Report the number of lines in these entries that contain "Vues". Write only the number.

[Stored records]
※
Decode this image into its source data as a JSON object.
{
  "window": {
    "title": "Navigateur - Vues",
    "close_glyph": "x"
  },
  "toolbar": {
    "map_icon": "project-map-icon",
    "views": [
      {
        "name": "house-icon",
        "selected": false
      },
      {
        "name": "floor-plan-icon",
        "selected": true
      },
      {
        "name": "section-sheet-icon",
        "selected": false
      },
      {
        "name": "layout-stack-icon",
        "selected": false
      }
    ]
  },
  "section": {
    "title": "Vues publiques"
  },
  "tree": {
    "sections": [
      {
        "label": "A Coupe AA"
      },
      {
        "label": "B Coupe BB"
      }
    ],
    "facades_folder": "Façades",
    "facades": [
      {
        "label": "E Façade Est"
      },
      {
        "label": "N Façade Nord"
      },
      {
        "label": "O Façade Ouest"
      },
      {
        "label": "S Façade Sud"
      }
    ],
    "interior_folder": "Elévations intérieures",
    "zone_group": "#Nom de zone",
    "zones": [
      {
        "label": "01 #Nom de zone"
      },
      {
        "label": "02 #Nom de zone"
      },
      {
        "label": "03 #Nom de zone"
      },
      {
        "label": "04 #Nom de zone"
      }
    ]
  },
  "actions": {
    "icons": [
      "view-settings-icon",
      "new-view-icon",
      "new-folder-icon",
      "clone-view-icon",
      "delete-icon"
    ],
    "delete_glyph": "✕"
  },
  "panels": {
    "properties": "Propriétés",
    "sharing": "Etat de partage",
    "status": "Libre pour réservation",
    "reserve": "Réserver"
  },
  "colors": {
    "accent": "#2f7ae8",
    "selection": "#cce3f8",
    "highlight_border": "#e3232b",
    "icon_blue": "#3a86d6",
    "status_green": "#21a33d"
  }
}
※
TASK RESULT »
2